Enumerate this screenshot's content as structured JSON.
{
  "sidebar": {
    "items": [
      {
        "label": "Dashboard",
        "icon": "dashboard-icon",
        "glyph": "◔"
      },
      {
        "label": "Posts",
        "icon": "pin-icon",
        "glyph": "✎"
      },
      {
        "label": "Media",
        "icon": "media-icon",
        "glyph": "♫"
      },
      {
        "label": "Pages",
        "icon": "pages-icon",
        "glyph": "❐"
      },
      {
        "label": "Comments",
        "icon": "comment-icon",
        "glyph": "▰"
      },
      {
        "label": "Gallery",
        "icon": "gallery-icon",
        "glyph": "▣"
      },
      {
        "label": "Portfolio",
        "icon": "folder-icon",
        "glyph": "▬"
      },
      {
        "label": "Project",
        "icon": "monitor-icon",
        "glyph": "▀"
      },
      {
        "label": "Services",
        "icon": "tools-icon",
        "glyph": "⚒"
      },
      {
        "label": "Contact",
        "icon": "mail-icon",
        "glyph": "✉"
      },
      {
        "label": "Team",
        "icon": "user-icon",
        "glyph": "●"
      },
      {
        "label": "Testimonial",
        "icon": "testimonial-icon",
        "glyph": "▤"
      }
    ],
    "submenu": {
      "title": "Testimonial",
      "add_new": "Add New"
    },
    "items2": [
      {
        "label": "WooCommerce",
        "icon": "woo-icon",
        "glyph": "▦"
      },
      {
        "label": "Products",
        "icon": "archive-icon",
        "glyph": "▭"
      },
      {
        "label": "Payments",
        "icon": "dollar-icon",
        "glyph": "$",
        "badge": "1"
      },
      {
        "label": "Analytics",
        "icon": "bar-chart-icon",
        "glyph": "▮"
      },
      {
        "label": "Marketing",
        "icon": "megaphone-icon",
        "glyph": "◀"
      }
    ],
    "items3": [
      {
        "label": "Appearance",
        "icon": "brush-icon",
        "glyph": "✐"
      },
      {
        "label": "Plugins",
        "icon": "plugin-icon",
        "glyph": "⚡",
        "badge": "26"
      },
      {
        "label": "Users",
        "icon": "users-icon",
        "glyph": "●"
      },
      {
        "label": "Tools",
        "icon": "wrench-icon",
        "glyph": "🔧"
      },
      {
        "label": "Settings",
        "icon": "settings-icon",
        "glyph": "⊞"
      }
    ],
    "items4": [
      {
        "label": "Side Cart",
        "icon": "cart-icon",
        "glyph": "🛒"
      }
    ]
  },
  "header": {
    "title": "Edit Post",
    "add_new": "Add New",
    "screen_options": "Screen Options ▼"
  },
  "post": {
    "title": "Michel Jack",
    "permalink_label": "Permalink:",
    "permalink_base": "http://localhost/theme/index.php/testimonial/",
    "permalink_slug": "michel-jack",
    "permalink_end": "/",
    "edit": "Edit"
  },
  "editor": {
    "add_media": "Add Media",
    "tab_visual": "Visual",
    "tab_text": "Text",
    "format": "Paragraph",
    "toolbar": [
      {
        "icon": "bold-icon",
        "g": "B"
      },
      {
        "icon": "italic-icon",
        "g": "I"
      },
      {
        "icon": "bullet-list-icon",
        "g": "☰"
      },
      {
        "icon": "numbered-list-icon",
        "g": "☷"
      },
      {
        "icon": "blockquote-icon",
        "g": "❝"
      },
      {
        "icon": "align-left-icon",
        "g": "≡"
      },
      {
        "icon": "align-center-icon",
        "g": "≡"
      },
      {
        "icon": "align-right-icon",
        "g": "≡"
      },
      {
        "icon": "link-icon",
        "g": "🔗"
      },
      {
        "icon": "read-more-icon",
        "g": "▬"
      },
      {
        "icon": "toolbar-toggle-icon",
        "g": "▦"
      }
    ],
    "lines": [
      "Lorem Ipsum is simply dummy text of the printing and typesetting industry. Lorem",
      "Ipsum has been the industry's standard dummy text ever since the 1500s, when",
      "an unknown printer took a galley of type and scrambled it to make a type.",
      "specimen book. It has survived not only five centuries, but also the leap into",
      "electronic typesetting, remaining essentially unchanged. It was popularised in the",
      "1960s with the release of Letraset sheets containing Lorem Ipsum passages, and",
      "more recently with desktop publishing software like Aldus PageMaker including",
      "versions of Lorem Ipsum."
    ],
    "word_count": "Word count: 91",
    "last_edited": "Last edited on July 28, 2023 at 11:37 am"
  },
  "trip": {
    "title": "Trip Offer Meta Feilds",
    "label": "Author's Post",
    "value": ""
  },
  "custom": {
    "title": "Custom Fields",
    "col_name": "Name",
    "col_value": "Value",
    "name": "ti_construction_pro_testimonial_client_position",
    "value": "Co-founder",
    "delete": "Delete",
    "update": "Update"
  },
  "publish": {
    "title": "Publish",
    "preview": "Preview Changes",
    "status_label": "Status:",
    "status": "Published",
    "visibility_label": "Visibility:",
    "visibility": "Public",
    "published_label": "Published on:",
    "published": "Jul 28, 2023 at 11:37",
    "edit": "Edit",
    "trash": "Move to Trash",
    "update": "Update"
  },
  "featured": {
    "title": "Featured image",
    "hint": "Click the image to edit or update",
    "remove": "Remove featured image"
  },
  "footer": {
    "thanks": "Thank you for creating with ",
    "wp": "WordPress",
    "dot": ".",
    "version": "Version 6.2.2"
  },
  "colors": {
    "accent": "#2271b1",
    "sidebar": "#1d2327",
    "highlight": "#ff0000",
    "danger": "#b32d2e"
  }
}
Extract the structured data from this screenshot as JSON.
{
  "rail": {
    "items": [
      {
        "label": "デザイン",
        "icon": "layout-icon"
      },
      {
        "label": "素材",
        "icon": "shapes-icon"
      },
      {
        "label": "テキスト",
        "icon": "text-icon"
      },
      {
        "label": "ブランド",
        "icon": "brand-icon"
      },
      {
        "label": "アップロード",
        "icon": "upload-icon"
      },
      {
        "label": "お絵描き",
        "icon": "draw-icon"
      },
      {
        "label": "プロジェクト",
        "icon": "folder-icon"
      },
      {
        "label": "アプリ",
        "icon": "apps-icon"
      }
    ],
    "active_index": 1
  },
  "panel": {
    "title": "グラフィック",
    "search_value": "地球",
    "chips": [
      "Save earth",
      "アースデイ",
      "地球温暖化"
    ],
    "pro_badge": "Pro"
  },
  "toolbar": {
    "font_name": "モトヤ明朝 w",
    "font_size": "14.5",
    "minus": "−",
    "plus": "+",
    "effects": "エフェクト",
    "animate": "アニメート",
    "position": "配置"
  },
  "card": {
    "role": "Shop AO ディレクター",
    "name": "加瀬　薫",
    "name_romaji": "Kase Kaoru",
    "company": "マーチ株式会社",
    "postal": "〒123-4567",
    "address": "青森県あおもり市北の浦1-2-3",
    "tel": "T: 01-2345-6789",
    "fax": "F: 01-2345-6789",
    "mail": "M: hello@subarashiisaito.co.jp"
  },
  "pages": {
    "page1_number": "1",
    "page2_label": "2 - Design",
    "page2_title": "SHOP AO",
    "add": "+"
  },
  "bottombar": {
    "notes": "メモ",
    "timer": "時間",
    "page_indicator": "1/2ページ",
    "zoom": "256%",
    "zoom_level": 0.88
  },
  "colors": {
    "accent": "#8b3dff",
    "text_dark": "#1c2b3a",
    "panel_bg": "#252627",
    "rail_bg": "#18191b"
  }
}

+++++

INSTRUCTION –
Make an exact copy of the listing, including every line.

EXPECTED ANSWER –
Enumerate this screenshot's content as structured JSON.
{
  "sidebar": {
    "items": [
      {
        "label": "Dashboard",
        "icon": "dashboard-icon",
        "glyph": "◔"
      },
      {
        "label": "Posts",
        "icon": "pin-icon",
        "glyph": "✎"
      },
      {
        "label": "Media",
        "icon": "media-icon",
        "glyph": "♫"
      },
      {
        "label": "Pages",
        "icon": "pages-icon",
        "glyph": "❐"
      },
      {
        "label": "Comments",
        "icon": "comment-icon",
        "glyph": "▰"
      },
      {
        "label": "Gallery",
        "icon": "gallery-icon",
        "glyph": "▣"
      },
      {
        "label": "Portfolio",
        "icon": "folder-icon",
        "glyph": "▬"
      },
      {
        "label": "Project",
        "icon": "monitor-icon",
        "glyph": "▀"
      },
      {
        "label": "Services",
        "icon": "tools-icon",
        "glyph": "⚒"
      },
      {
        "label": "Contact",
        "icon": "mail-icon",
        "glyph": "✉"
      },
      {
        "label": "Team",
        "icon": "user-icon",
        "glyph": "●"
      },
      {
        "label": "Testimonial",
        "icon": "testimonial-icon",
        "glyph": "▤"
      }
    ],
    "submenu": {
      "title": "Testimonial",
      "add_new": "Add New"
    },
    "items2": [
      {
        "label": "WooCommerce",
        "icon": "woo-icon",
        "glyph": "▦"
      },
      {
        "label": "Products",
        "icon": "archive-icon",
        "glyph": "▭"
      },
      {
        "label": "Payments",
        "icon": "dollar-icon",
        "glyph": "$",
        "badge": "1"
      },
      {
        "label": "Analytics",
        "icon": "bar-chart-icon",
        "glyph": "▮"
      },
      {
        "label": "Marketing",
        "icon": "megaphone-icon",
        "glyph": "◀"
      }
    ],
    "items3": [
      {
        "label": "Appearance",
        "icon": "brush-icon",
        "glyph": "✐"
      },
      {
        "label": "Plugins",
        "icon": "plugin-icon",
        "glyph": "⚡",
        "badge": "26"
      },
      {
        "label": "Users",
        "icon": "users-icon",
        "glyph": "●"
      },
      {
        "label": "Tools",
        "icon": "wrench-icon",
        "glyph": "🔧"
      },
      {
        "label": "Settings",
        "icon": "settings-icon",
        "glyph": "⊞"
      }
    ],
    "items4": [
      {
        "label": "Side Cart",
        "icon": "cart-icon",
        "glyph": "🛒"
      }
    ]
  },
  "header": {
    "title": "Edit Post",
    "add_new": "Add New",
    "screen_options": "Screen Options ▼"
  },
  "post": {
    "title": "Michel Jack",
    "permalink_label": "Permalink:",
    "permalink_base": "http://localhost/theme/index.php/testimonial/",
    "permalink_slug": "michel-jack",
    "permalink_end": "/",
    "edit": "Edit"
  },
  "editor": {
    "add_media": "Add Media",
    "tab_visual": "Visual",
    "tab_text": "Text",
    "format": "Paragraph",
    "toolbar": [
      {
        "icon": "bold-icon",
        "g": "B"
      },
      {
        "icon": "italic-icon",
        "g": "I"
      },
      {
        "icon": "bullet-list-icon",
        "g": "☰"
      },
      {
        "icon": "numbered-list-icon",
        "g": "☷"
      },
      {
        "icon": "blockquote-icon",
        "g": "❝"
      },
      {
        "icon": "align-left-icon",
        "g": "≡"
      },
      {
        "icon": "align-center-icon",
        "g": "≡"
      },
      {
        "icon": "align-right-icon",
        "g": "≡"
      },
      {
        "icon": "link-icon",
        "g": "🔗"
      },
      {
        "icon": "read-more-icon",
        "g": "▬"
      },
      {
        "icon": "toolbar-toggle-icon",
        "g": "▦"
      }
    ],
    "lines": [
      "Lorem Ipsum is simply dummy text of the printing and typesetting industry. Lorem",
      "Ipsum has been the industry's standard dummy text ever since the 1500s, when",
      "an unknown printer took a galley of type and scrambled it to make a type.",
      "specimen book. It has survived not only five centuries, but also the leap into",
      "electronic typesetting, remaining essentially unchanged. It was popularised in the",
      "1960s with the release of Letraset sheets containing Lorem Ipsum passages, and",
      "more recently with desktop publishing software like Aldus PageMaker including",
      "versions of Lorem Ipsum."
    ],
    "word_count": "Word count: 91",
    "last_edited": "Last edited on July 28, 2023 at 11:37 am"
  },
  "trip": {
    "title": "Trip Offer Meta Feilds",
    "label": "Author's Post",
    "value": ""
  },
  "custom": {
    "title": "Custom Fields",
    "col_name": "Name",
    "col_value": "Value",
    "name": "ti_construction_pro_testimonial_client_position",
    "value": "Co-founder",
    "delete": "Delete",
    "update": "Update"
  },
  "publish": {
    "title": "Publish",
    "preview": "Preview Changes",
    "status_label": "Status:",
    "status": "Published",
    "visibility_label": "Visibility:",
    "visibility": "Public",
    "published_label": "Published on:",
    "published": "Jul 28, 2023 at 11:37",
    "edit": "Edit",
    "trash": "Move to Trash",
    "update": "Update"
  },
  "featured": {
    "title": "Featured image",
    "hint": "Click the image to edit or update",
    "remove": "Remove featured image"
  },
  "footer": {
    "thanks": "Thank you for creating with ",
    "wp": "WordPress",
    "dot": ".",
    "version": "Version 6.2.2"
  },
  "colors": {
    "accent": "#2271b1",
    "sidebar": "#1d2327",
    "highlight": "#ff0000",
    "danger": "#b32d2e"
  }
}
Extract the structured data from this screenshot as JSON.
{
  "rail": {
    "items": [
      {
        "label": "デザイン",
        "icon": "layout-icon"
      },
      {
        "label": "素材",
        "icon": "shapes-icon"
      },
      {
        "label": "テキスト",
        "icon": "text-icon"
      },
      {
        "label": "ブランド",
        "icon": "brand-icon"
      },
      {
        "label": "アップロード",
        "icon": "upload-icon"
      },
      {
        "label": "お絵描き",
        "icon": "draw-icon"
      },
      {
        "label": "プロジェクト",
        "icon": "folder-icon"
      },
      {
        "label": "アプリ",
        "icon": "apps-icon"
      }
    ],
    "active_index": 1
  },
  "panel": {
    "title": "グラフィック",
    "search_value": "地球",
    "chips": [
      "Save earth",
      "アースデイ",
      "地球温暖化"
    ],
    "pro_badge": "Pro"
  },
  "toolbar": {
    "font_name": "モトヤ明朝 w",
    "font_size": "14.5",
    "minus": "−",
    "plus": "+",
    "effects": "エフェクト",
    "animate": "アニメート",
    "position": "配置"
  },
  "card": {
    "role": "Shop AO ディレクター",
    "name": "加瀬　薫",
    "name_romaji": "Kase Kaoru",
    "company": "マーチ株式会社",
    "postal": "〒123-4567",
    "address": "青森県あおもり市北の浦1-2-3",
    "tel": "T: 01-2345-6789",
    "fax": "F: 01-2345-6789",
    "mail": "M: hello@subarashiisaito.co.jp"
  },
  "pages": {
    "page1_number": "1",
    "page2_label": "2 - Design",
    "page2_title": "SHOP AO",
    "add": "+"
  },
  "bottombar": {
    "notes": "メモ",
    "timer": "時間",
    "page_indicator": "1/2ページ",
    "zoom": "256%",
    "zoom_level": 0.88
  },
  "colors": {
    "accent": "#8b3dff",
    "text_dark": "#1c2b3a",
    "panel_bg": "#252627",
    "rail_bg": "#18191b"
  }
}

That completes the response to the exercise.